GIVEN PROBLEM => State how many lines in these records contain the word "labels", and nothing else.

Rows from a dataset =>

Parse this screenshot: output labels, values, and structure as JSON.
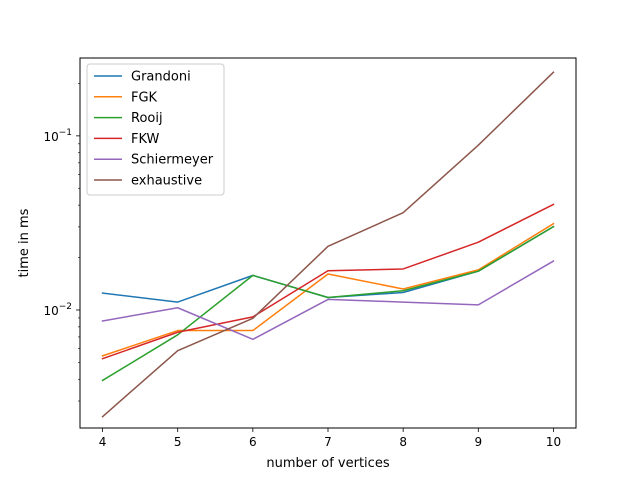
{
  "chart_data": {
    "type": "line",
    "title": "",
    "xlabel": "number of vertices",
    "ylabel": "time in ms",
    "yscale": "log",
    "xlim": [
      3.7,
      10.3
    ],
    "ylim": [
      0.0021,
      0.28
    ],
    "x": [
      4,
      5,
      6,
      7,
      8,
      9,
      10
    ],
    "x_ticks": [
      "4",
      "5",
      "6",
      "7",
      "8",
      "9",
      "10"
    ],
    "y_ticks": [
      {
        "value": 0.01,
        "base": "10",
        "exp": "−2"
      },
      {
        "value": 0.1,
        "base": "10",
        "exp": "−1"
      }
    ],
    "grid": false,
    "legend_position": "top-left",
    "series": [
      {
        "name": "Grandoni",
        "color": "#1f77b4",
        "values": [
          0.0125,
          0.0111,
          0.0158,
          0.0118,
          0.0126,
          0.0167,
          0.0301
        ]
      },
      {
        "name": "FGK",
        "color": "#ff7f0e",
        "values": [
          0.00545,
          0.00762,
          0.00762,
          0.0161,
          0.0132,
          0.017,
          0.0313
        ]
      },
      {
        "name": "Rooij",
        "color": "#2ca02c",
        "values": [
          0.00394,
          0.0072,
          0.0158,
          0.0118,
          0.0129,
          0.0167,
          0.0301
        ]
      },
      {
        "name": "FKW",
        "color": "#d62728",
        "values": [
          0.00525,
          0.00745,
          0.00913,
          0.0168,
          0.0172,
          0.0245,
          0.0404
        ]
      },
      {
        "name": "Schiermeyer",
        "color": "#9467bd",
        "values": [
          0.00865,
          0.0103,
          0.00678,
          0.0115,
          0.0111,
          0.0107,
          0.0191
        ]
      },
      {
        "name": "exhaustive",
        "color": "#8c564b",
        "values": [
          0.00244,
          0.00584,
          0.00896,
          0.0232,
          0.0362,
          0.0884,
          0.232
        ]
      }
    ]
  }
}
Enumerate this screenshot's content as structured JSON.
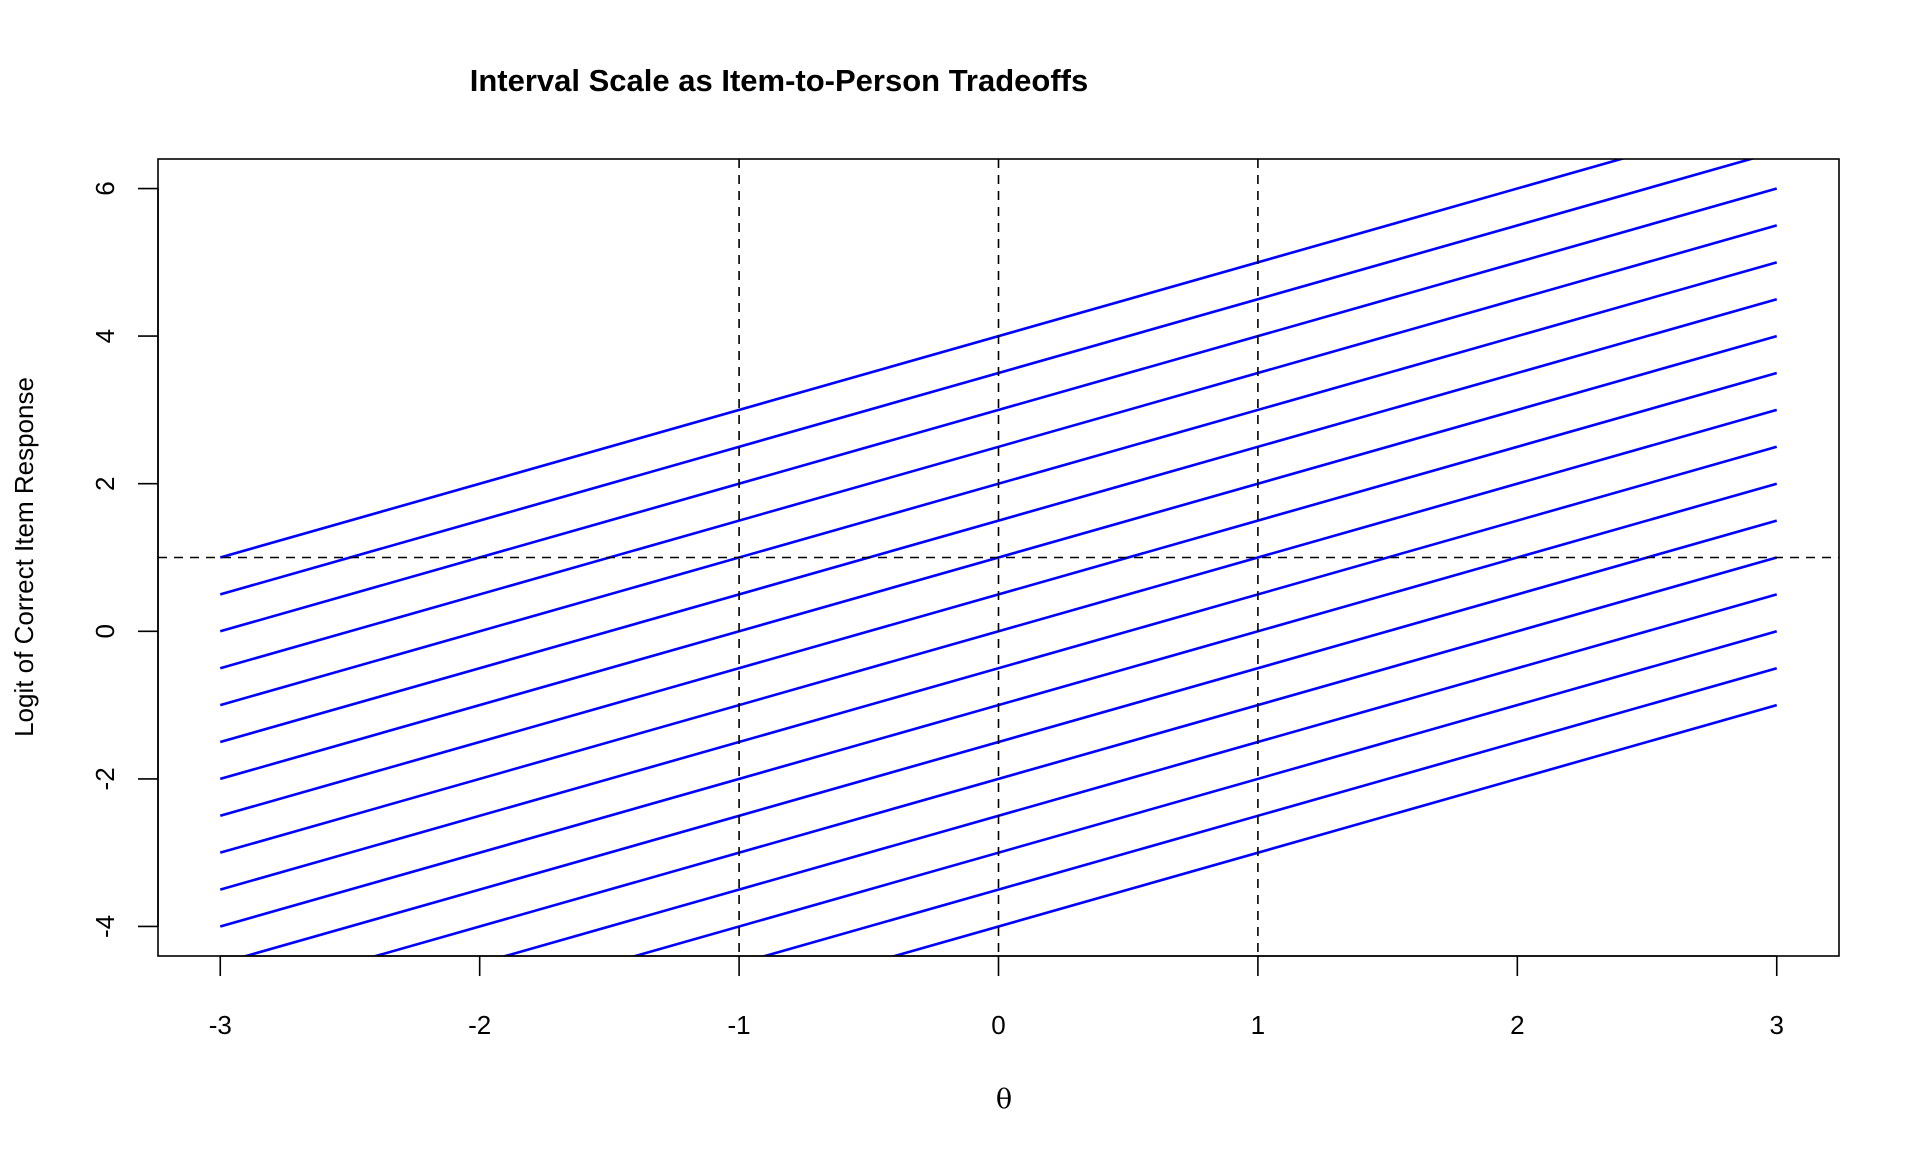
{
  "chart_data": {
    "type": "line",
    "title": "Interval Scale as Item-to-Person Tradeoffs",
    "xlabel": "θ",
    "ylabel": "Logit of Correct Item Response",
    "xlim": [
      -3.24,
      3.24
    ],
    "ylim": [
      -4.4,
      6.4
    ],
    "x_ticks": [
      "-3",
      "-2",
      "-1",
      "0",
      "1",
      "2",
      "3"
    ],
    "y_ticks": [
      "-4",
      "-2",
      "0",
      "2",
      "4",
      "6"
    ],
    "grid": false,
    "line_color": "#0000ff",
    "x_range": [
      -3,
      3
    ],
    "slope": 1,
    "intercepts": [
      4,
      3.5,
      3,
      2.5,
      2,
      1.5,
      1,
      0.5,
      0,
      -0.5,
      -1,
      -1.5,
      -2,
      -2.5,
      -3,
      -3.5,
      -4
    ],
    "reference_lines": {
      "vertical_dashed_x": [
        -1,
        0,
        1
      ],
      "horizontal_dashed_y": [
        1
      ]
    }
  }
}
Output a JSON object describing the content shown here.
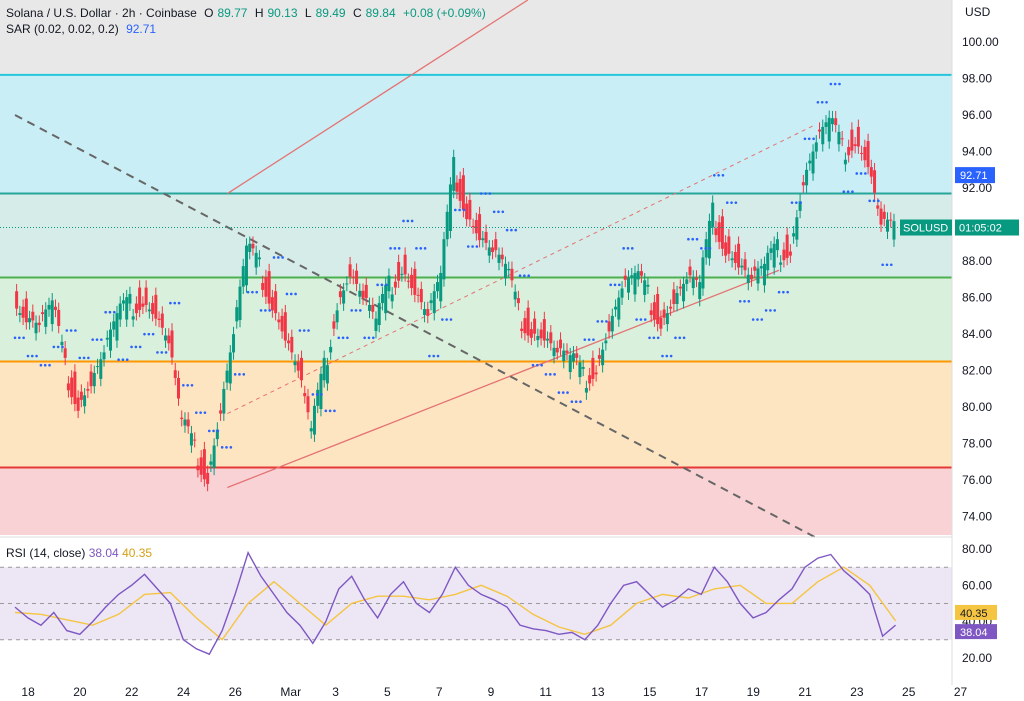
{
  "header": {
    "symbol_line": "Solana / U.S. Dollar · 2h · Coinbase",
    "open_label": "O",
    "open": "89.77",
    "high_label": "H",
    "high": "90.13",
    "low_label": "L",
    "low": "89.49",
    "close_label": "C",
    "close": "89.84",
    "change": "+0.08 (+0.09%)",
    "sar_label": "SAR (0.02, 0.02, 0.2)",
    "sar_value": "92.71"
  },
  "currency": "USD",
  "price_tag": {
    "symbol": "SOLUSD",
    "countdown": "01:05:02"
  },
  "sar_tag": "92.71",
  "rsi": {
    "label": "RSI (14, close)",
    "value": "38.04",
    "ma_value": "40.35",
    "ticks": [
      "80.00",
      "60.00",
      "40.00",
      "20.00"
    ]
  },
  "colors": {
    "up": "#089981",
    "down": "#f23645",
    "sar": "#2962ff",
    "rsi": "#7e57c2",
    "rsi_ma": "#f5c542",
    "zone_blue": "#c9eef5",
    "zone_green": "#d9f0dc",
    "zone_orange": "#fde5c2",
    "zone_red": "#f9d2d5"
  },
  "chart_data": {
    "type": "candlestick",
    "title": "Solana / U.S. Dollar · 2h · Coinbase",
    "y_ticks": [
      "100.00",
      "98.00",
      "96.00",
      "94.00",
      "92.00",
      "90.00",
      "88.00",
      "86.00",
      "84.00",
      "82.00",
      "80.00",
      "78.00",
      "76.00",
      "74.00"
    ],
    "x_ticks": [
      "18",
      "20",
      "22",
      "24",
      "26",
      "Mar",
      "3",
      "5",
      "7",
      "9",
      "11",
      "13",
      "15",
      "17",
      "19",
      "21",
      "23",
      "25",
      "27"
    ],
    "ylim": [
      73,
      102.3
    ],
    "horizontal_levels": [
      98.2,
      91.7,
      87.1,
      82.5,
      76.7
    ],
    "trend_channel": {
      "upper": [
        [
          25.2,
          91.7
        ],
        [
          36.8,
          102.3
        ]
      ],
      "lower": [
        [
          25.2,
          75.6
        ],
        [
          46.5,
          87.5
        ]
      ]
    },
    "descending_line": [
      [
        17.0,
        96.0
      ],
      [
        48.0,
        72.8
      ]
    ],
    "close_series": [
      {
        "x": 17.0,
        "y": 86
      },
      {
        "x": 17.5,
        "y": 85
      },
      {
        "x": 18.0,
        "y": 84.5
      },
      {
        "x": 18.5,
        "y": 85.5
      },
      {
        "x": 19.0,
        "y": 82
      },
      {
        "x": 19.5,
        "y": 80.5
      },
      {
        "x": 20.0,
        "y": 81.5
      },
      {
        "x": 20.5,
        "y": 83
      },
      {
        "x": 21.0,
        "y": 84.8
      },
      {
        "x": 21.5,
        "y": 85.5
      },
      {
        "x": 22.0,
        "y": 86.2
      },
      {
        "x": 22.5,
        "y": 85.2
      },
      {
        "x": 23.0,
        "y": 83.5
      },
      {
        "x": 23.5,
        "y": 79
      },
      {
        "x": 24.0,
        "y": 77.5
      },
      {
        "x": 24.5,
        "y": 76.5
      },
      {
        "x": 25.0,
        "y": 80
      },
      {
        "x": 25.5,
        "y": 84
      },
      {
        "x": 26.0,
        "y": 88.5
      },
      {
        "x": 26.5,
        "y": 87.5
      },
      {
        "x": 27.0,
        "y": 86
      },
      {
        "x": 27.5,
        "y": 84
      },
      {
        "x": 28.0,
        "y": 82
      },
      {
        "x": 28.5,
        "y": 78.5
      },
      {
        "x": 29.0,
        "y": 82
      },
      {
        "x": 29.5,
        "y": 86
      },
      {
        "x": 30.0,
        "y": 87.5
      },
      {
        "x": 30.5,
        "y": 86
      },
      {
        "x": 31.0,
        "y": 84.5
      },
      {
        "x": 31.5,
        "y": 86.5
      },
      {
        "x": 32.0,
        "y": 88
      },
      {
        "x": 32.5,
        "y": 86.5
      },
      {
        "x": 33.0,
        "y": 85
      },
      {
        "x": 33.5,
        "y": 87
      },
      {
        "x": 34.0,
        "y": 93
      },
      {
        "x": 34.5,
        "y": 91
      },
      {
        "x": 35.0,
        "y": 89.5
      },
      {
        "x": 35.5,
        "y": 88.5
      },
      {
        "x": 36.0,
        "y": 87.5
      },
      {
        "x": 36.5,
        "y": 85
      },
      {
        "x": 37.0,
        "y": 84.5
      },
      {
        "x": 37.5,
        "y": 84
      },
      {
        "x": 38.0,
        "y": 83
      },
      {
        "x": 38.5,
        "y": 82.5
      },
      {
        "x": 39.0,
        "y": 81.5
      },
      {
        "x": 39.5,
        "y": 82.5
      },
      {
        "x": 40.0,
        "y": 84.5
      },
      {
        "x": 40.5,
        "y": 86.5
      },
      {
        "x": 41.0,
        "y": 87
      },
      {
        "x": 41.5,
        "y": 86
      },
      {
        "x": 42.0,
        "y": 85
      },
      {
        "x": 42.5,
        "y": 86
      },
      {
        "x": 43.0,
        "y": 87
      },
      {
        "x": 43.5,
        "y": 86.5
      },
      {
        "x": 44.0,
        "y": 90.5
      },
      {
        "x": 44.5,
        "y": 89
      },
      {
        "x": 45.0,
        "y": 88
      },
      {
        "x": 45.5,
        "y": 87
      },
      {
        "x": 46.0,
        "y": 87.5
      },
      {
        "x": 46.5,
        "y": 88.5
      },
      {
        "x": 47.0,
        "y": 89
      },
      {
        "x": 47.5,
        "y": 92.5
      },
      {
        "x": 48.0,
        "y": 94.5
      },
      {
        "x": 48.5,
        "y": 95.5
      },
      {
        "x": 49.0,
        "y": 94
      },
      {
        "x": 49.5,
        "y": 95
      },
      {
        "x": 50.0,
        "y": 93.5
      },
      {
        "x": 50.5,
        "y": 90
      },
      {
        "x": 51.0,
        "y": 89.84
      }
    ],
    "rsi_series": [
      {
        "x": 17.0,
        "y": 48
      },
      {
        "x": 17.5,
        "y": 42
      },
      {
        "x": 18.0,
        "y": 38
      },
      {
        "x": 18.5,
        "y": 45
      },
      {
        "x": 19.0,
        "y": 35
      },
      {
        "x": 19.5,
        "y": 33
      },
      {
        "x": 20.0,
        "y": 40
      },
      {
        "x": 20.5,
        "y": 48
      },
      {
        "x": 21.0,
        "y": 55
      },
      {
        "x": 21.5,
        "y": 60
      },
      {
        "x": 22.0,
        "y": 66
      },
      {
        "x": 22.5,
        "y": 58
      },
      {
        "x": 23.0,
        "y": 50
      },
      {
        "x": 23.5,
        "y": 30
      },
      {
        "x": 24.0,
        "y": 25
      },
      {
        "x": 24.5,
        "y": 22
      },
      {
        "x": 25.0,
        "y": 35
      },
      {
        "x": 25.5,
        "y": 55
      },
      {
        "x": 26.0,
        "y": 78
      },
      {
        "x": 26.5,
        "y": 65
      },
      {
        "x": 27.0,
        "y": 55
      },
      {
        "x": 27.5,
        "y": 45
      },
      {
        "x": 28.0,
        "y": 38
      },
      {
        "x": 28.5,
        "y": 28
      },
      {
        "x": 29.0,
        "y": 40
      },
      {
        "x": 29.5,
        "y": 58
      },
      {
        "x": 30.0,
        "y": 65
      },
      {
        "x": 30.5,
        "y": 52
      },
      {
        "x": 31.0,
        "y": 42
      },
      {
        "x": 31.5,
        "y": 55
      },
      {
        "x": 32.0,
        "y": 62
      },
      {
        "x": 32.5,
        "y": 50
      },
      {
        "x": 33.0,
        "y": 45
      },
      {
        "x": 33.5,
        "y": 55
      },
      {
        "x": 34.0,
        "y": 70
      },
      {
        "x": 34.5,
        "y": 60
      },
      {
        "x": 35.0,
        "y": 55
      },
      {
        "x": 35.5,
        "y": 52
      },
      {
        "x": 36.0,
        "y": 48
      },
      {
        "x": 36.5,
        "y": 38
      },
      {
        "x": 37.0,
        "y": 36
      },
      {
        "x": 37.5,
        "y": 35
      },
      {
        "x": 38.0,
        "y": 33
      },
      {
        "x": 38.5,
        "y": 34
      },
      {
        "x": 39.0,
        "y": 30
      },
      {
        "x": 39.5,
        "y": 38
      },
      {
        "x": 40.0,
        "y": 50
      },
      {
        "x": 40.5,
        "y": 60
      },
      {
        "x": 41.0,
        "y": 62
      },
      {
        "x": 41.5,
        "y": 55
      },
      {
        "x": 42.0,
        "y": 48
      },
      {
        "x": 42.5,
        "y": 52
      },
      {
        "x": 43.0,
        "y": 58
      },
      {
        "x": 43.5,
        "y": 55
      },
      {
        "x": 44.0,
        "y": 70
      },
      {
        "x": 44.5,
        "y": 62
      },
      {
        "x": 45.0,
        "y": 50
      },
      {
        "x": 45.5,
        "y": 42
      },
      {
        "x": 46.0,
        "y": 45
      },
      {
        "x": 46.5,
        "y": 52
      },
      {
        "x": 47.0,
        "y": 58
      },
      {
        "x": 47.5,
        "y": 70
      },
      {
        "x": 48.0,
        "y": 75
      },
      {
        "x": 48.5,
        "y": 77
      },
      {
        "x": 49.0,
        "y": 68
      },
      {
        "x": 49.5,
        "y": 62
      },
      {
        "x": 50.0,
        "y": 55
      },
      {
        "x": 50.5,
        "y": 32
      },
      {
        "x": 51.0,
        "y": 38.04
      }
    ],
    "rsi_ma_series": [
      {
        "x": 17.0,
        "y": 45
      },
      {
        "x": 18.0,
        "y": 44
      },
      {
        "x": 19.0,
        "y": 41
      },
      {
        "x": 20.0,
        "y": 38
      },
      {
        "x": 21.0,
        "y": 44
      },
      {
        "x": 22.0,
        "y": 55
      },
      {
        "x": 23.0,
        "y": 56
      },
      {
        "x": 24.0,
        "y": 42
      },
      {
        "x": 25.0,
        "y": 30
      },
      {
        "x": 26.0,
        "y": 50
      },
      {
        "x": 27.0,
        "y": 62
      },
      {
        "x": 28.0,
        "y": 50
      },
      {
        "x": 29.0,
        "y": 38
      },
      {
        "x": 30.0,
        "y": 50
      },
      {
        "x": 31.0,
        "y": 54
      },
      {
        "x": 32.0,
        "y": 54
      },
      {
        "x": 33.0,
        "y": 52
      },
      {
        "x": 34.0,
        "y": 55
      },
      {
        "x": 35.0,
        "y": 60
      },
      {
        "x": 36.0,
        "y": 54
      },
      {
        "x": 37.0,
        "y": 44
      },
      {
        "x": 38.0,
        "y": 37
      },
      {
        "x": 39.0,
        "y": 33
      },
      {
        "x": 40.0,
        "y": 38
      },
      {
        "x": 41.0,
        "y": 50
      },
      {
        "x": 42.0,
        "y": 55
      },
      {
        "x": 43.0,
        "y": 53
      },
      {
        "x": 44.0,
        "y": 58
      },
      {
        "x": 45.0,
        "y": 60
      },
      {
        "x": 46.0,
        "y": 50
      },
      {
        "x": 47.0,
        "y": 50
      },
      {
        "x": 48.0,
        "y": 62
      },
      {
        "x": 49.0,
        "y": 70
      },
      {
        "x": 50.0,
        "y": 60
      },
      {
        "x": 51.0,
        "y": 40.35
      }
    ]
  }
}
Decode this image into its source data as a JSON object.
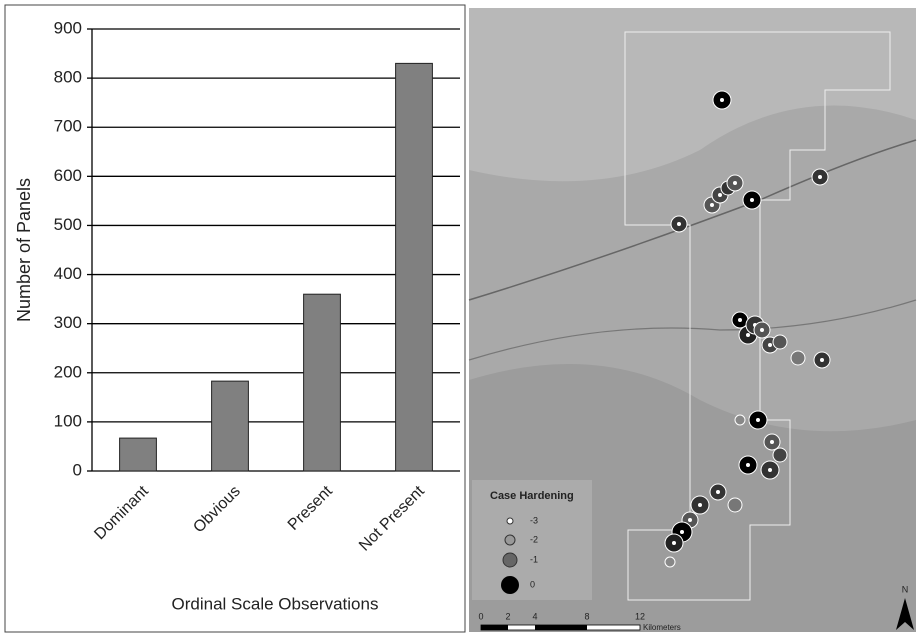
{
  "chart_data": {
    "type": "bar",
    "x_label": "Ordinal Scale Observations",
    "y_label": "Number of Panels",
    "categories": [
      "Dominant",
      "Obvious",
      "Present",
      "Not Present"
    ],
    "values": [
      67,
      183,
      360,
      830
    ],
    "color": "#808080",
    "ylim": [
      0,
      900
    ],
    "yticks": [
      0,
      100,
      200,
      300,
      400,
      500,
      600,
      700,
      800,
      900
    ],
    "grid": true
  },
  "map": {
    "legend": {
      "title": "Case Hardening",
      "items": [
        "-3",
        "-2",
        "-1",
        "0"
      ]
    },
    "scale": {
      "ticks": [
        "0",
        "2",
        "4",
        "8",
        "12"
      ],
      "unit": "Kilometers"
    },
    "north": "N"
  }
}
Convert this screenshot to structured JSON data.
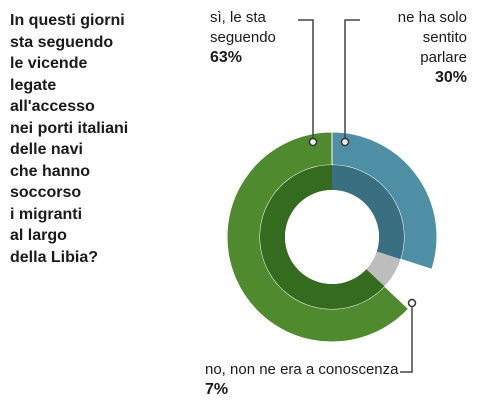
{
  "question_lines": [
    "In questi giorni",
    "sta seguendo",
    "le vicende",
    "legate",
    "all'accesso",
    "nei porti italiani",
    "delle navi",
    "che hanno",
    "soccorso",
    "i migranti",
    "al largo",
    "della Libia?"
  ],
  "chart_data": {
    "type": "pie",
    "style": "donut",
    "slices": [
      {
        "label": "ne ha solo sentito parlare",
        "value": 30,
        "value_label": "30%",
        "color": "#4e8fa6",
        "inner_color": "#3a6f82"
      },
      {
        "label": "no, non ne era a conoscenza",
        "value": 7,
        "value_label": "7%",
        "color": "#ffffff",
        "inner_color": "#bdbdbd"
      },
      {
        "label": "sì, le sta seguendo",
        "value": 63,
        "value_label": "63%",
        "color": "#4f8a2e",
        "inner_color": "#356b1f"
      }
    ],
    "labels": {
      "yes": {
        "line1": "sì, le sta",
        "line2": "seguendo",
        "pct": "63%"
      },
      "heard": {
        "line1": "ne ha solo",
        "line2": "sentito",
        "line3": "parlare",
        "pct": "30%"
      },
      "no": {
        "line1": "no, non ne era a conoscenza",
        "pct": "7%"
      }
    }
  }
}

RESPONSE TO THE EXERCISE => 2